What is expected
Return the entries verbatim and drop every picture.

[START Dataset content]

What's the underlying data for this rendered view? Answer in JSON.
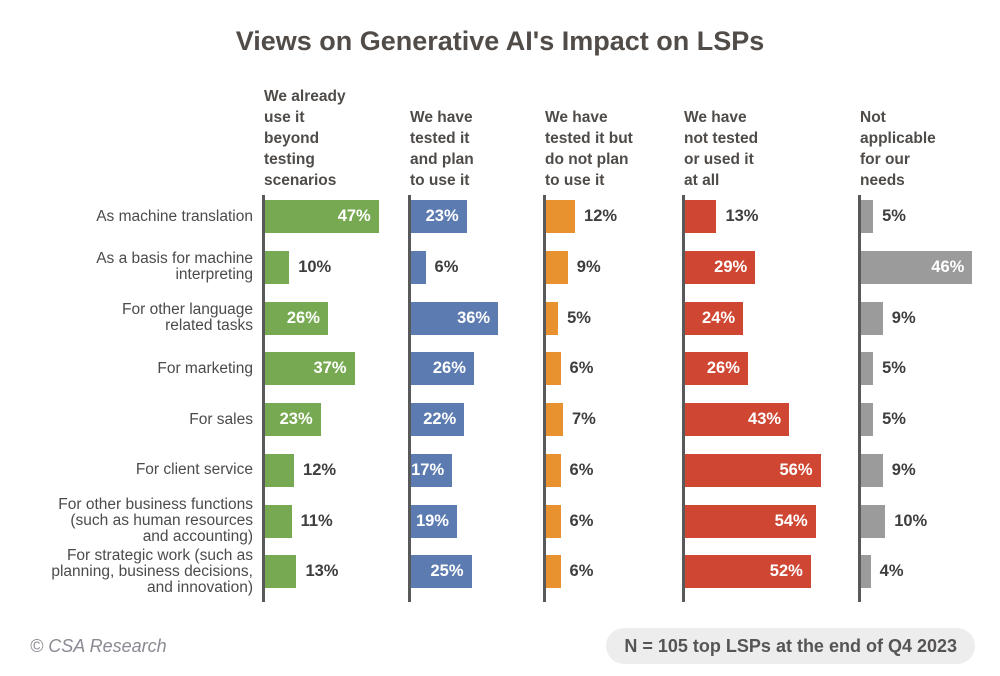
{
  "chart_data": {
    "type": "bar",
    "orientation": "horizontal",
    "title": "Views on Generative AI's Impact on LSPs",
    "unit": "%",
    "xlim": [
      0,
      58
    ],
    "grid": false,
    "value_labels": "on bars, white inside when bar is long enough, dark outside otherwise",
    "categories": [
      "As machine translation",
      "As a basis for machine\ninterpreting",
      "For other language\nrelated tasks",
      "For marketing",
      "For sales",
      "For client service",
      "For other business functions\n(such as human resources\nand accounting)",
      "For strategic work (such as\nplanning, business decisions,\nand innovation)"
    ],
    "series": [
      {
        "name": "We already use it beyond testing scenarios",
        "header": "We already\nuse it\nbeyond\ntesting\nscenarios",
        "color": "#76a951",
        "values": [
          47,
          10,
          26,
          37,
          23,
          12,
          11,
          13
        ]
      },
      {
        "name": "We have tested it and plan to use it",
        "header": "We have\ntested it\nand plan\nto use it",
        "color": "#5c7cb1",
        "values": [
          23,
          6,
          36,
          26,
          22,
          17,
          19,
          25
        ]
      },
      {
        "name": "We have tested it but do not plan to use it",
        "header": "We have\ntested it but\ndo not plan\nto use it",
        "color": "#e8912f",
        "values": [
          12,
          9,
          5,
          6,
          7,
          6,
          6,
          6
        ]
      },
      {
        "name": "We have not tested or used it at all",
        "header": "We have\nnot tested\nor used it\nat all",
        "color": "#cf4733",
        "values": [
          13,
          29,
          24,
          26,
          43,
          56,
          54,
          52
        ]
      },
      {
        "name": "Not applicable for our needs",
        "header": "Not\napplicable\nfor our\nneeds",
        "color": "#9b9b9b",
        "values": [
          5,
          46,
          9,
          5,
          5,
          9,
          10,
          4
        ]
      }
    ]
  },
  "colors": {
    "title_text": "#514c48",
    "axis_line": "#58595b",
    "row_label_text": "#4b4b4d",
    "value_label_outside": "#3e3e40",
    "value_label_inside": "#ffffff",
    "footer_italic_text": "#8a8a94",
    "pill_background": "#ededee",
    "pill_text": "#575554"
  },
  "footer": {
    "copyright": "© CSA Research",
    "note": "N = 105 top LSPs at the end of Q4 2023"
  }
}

[END Dataset content]

Result of the task
What's the underlying data for this rendered view? Answer in JSON.
{
  "chart_data": {
    "type": "bar",
    "orientation": "horizontal",
    "title": "Views on Generative AI's Impact on LSPs",
    "unit": "%",
    "xlim": [
      0,
      58
    ],
    "grid": false,
    "value_labels": "on bars, white inside when bar is long enough, dark outside otherwise",
    "categories": [
      "As machine translation",
      "As a basis for machine\ninterpreting",
      "For other language\nrelated tasks",
      "For marketing",
      "For sales",
      "For client service",
      "For other business functions\n(such as human resources\nand accounting)",
      "For strategic work (such as\nplanning, business decisions,\nand innovation)"
    ],
    "series": [
      {
        "name": "We already use it beyond testing scenarios",
        "header": "We already\nuse it\nbeyond\ntesting\nscenarios",
        "color": "#76a951",
        "values": [
          47,
          10,
          26,
          37,
          23,
          12,
          11,
          13
        ]
      },
      {
        "name": "We have tested it and plan to use it",
        "header": "We have\ntested it\nand plan\nto use it",
        "color": "#5c7cb1",
        "values": [
          23,
          6,
          36,
          26,
          22,
          17,
          19,
          25
        ]
      },
      {
        "name": "We have tested it but do not plan to use it",
        "header": "We have\ntested it but\ndo not plan\nto use it",
        "color": "#e8912f",
        "values": [
          12,
          9,
          5,
          6,
          7,
          6,
          6,
          6
        ]
      },
      {
        "name": "We have not tested or used it at all",
        "header": "We have\nnot tested\nor used it\nat all",
        "color": "#cf4733",
        "values": [
          13,
          29,
          24,
          26,
          43,
          56,
          54,
          52
        ]
      },
      {
        "name": "Not applicable for our needs",
        "header": "Not\napplicable\nfor our\nneeds",
        "color": "#9b9b9b",
        "values": [
          5,
          46,
          9,
          5,
          5,
          9,
          10,
          4
        ]
      }
    ]
  },
  "colors": {
    "title_text": "#514c48",
    "axis_line": "#58595b",
    "row_label_text": "#4b4b4d",
    "value_label_outside": "#3e3e40",
    "value_label_inside": "#ffffff",
    "footer_italic_text": "#8a8a94",
    "pill_background": "#ededee",
    "pill_text": "#575554"
  },
  "footer": {
    "copyright": "© CSA Research",
    "note": "N = 105 top LSPs at the end of Q4 2023"
  }
}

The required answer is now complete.